_YOUR OBJECTIVE_
Quote, word for word, the line containing "Output a JSON" and all lines that follow it to the end of the records, with no pictures.

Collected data
====
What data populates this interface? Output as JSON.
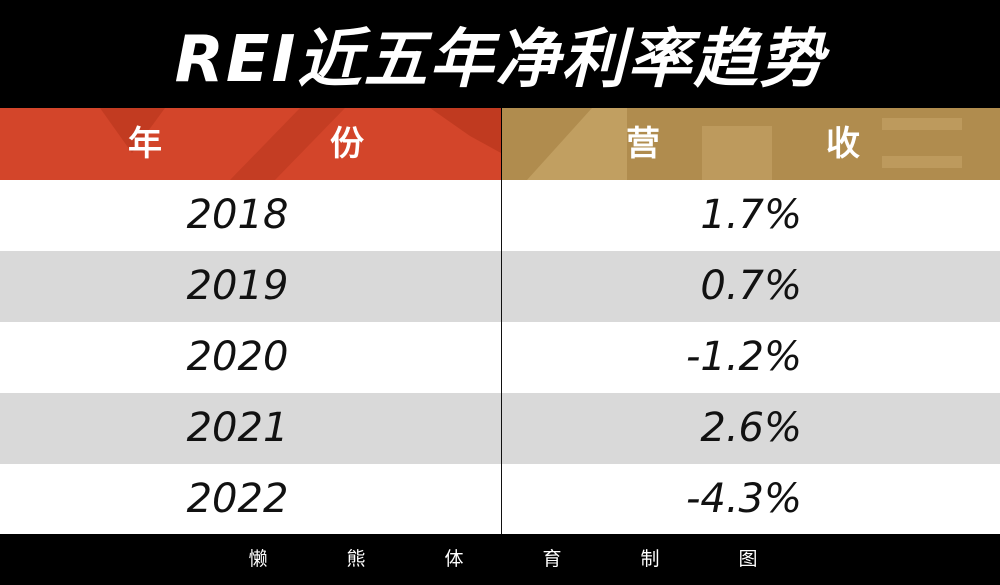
{
  "title": "REI近五年净利率趋势",
  "chart_data": {
    "type": "table",
    "title": "REI近五年净利率趋势",
    "headers": {
      "year": [
        "年",
        "份"
      ],
      "value": [
        "营",
        "收"
      ]
    },
    "rows": [
      {
        "year": "2018",
        "value": "1.7%"
      },
      {
        "year": "2019",
        "value": "0.7%"
      },
      {
        "year": "2020",
        "value": "-1.2%"
      },
      {
        "year": "2021",
        "value": "2.6%"
      },
      {
        "year": "2022",
        "value": "-4.3%"
      }
    ]
  },
  "footer": {
    "credit": [
      "懒",
      "熊",
      "体",
      "育",
      "制",
      "图"
    ]
  },
  "colors": {
    "title_bg": "#000000",
    "year_header": "#d3452a",
    "value_header": "#b08c4e",
    "row_light": "#ffffff",
    "row_dark": "#d9d9d9"
  }
}
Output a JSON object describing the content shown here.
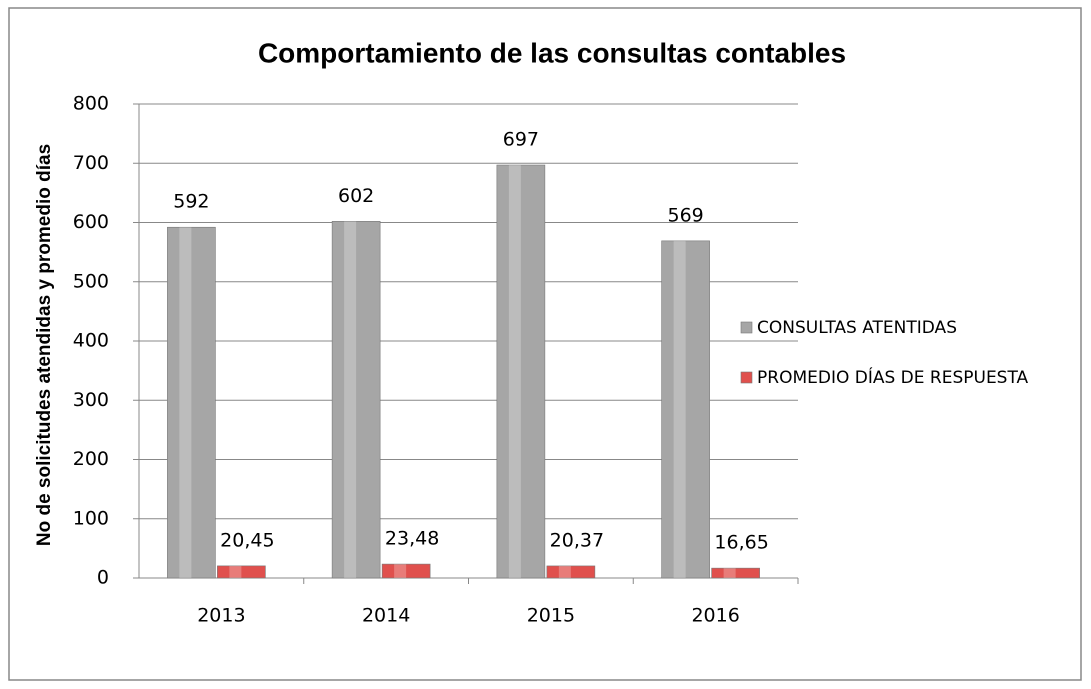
{
  "chart_data": {
    "type": "bar",
    "title": "Comportamiento de las consultas contables",
    "y_label": "No de solicitudes atendidas y promedio días",
    "categories": [
      "2013",
      "2014",
      "2015",
      "2016"
    ],
    "series": [
      {
        "name": "CONSULTAS ATENTIDAS",
        "color": "#a6a6a6",
        "values": [
          592,
          602,
          697,
          569
        ]
      },
      {
        "name": "PROMEDIO DÍAS DE RESPUESTA",
        "color": "#e0504d",
        "values": [
          20.45,
          23.48,
          20.37,
          16.65
        ],
        "value_labels": [
          "20,45",
          "23,48",
          "20,37",
          "16,65"
        ]
      }
    ],
    "ylim": [
      0,
      800
    ],
    "yticks": [
      0,
      100,
      200,
      300,
      400,
      500,
      600,
      700,
      800
    ],
    "grid": true,
    "legend": "right"
  }
}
====
_OUTPUT OF THE TASK_
Output a JSON object describing the content shown here.
{
  "chart_data": {
    "type": "bar",
    "title": "Comportamiento de las consultas contables",
    "y_label": "No de solicitudes atendidas y promedio días",
    "categories": [
      "2013",
      "2014",
      "2015",
      "2016"
    ],
    "series": [
      {
        "name": "CONSULTAS ATENTIDAS",
        "color": "#a6a6a6",
        "values": [
          592,
          602,
          697,
          569
        ]
      },
      {
        "name": "PROMEDIO DÍAS DE RESPUESTA",
        "color": "#e0504d",
        "values": [
          20.45,
          23.48,
          20.37,
          16.65
        ],
        "value_labels": [
          "20,45",
          "23,48",
          "20,37",
          "16,65"
        ]
      }
    ],
    "ylim": [
      0,
      800
    ],
    "yticks": [
      0,
      100,
      200,
      300,
      400,
      500,
      600,
      700,
      800
    ],
    "grid": true,
    "legend": "right"
  }
}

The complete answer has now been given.